--- begin MATERIAL ---
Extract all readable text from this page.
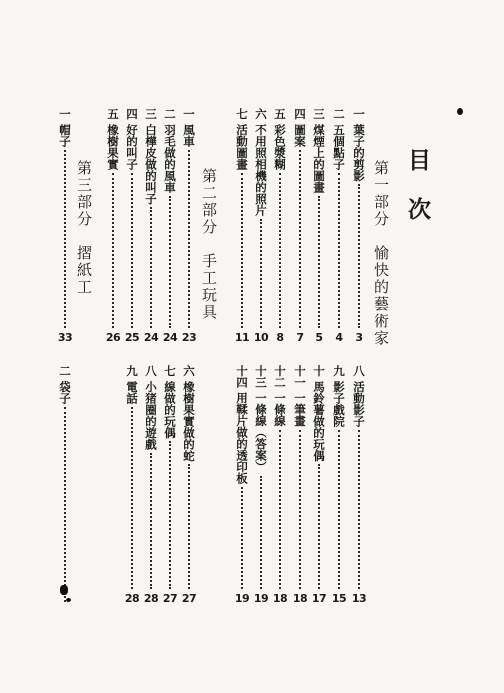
目
次
第一部分　愉快的藝術家
第二部分　手工玩具
第三部分　摺紙工
一
葉子的剪影
3
二
五個點子
4
三
煤煙上的圖畫
5
四
圖案
7
五
彩色漿糊
8
六
不用照相機的照片
10
七
活動圖畫
11
一
風車
23
二
羽毛做的風車
24
三
白樺皮做的叫子
24
四
好的叫子
25
五
橡樹果實
26
一
帽子
33
八
活動影子
13
九
影子戲院
15
十
馬鈴薯做的玩偶
17
十一
一筆畫
18
十二
一條線
18
十三
一條線（答案）
19
十四
用鞣片做的透印板
19
六
橡樹果實做的蛇
27
七
線做的玩偶
27
八
小猪圈的遊戲
28
九
電話
28
二
袋子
--- end MATERIAL ---
> [WORK REQUIRED]
Leave the pictures out and write out every entry exactly as given.

> [COMPLETED EXERCISE]
Extract all readable text from this page.
目
次
第一部分　愉快的藝術家
第二部分　手工玩具
第三部分　摺紙工
一
葉子的剪影
3
二
五個點子
4
三
煤煙上的圖畫
5
四
圖案
7
五
彩色漿糊
8
六
不用照相機的照片
10
七
活動圖畫
11
一
風車
23
二
羽毛做的風車
24
三
白樺皮做的叫子
24
四
好的叫子
25
五
橡樹果實
26
一
帽子
33
八
活動影子
13
九
影子戲院
15
十
馬鈴薯做的玩偶
17
十一
一筆畫
18
十二
一條線
18
十三
一條線（答案）
19
十四
用鞣片做的透印板
19
六
橡樹果實做的蛇
27
七
線做的玩偶
27
八
小猪圈的遊戲
28
九
電話
28
二
袋子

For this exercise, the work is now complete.